Report the count of lines below that include "Habitant", without any other text.
= = = = = = =
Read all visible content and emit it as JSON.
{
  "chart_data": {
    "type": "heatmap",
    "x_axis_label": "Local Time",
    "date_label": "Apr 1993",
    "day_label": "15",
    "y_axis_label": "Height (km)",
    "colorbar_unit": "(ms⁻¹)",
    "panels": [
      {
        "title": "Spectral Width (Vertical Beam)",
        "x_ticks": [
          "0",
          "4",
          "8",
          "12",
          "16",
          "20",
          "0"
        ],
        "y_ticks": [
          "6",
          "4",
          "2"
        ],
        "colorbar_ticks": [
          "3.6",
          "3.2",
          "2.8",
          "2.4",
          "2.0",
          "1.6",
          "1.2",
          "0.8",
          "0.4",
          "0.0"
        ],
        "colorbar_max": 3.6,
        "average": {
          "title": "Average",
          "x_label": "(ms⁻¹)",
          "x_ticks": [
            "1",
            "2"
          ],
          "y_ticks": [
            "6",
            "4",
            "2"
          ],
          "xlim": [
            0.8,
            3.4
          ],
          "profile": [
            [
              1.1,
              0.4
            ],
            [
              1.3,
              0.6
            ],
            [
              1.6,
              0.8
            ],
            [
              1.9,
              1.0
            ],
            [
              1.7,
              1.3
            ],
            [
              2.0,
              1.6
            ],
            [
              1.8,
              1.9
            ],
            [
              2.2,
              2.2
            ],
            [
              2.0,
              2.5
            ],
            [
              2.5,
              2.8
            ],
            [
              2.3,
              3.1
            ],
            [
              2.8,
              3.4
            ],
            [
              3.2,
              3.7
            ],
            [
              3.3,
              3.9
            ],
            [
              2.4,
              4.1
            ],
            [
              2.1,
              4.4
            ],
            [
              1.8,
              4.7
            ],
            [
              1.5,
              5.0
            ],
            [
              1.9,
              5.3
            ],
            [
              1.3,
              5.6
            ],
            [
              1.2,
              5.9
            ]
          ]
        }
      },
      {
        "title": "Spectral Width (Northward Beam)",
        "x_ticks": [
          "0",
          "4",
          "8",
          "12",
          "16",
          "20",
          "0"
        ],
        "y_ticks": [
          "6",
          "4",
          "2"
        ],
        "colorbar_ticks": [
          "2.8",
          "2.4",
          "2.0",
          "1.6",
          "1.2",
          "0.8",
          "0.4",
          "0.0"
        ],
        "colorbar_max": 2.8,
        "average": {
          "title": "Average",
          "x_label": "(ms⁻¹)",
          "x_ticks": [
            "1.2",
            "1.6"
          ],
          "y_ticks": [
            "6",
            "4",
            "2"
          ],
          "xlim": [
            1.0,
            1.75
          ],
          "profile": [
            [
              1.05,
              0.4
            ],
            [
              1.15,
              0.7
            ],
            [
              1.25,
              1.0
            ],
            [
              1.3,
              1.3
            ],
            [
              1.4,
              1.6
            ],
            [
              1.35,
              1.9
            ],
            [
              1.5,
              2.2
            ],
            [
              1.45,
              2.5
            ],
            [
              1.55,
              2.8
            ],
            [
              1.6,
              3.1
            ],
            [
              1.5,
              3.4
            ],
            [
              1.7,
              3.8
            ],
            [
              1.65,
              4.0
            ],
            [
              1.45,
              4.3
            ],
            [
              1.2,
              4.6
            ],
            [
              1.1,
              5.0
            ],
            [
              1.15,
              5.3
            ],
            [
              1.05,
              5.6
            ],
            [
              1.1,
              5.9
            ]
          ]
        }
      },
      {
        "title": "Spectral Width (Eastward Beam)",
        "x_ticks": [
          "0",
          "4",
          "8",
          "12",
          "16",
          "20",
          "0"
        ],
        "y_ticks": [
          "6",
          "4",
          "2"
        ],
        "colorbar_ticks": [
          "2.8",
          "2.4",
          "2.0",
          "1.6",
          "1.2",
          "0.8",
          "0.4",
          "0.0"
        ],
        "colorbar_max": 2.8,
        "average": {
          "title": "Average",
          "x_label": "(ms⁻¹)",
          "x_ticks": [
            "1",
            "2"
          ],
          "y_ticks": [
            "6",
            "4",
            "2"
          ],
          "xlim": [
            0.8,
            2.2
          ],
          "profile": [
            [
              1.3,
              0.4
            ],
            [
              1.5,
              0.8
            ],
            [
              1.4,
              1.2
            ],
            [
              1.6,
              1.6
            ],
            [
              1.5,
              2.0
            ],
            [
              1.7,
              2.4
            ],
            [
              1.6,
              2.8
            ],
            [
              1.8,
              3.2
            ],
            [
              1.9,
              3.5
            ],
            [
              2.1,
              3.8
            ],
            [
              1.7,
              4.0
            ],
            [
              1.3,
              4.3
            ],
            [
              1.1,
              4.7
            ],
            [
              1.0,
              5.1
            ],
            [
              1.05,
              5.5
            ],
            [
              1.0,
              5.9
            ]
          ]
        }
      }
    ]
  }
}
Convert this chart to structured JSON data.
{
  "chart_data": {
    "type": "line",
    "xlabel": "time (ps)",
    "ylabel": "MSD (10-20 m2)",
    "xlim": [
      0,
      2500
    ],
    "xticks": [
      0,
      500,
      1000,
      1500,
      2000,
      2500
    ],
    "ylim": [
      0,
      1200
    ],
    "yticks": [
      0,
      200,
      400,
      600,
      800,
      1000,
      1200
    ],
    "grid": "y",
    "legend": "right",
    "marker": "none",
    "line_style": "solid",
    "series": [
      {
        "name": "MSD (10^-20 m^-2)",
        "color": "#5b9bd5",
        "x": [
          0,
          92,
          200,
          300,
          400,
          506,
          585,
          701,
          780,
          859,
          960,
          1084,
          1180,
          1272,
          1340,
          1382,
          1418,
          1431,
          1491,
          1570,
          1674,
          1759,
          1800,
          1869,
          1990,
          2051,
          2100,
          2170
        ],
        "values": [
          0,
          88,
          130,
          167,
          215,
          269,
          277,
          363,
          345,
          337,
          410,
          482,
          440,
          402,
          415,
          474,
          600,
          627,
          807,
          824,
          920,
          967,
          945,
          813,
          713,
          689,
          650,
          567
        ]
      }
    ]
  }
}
= = = = = = =
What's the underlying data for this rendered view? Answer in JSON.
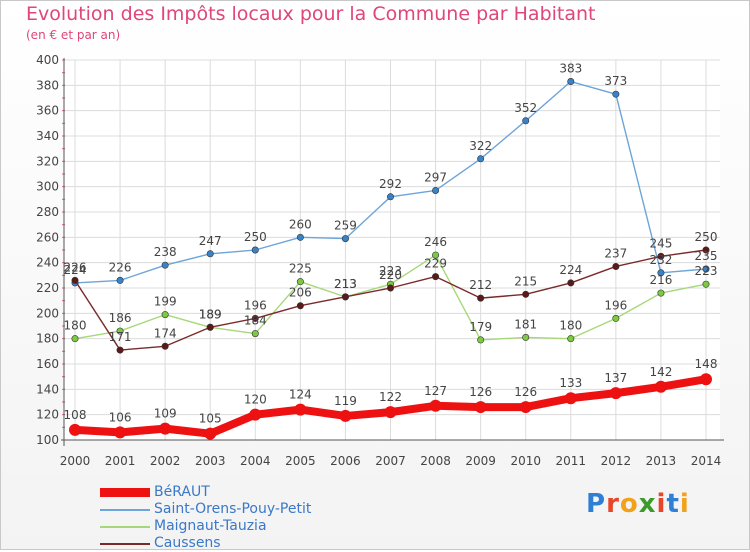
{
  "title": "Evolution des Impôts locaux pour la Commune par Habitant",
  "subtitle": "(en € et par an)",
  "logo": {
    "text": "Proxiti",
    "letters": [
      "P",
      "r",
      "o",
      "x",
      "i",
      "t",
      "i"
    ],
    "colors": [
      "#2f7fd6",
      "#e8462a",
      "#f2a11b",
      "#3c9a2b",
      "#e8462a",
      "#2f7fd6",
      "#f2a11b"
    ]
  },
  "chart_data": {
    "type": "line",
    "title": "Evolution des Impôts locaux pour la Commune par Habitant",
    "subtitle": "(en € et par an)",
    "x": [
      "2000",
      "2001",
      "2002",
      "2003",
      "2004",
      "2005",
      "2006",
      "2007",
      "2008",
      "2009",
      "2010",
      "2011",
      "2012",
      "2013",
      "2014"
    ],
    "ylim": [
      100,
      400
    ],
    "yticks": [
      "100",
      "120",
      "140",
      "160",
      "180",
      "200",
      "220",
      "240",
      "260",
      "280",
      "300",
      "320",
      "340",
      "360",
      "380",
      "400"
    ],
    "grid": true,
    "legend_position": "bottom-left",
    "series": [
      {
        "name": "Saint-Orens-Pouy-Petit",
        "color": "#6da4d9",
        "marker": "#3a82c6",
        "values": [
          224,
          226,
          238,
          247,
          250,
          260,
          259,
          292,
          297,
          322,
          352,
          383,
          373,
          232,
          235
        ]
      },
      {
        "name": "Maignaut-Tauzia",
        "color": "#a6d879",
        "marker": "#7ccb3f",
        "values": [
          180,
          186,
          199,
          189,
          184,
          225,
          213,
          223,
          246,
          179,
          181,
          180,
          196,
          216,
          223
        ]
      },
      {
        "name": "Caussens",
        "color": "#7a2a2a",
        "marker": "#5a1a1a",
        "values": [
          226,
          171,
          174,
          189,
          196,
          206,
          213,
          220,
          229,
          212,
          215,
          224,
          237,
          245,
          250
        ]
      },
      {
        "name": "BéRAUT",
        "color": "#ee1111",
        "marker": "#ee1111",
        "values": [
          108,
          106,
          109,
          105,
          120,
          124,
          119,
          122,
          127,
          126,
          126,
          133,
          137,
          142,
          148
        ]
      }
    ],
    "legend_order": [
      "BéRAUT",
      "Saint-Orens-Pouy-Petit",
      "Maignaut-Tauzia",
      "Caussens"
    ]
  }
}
= = = = = = =
Finished task:
2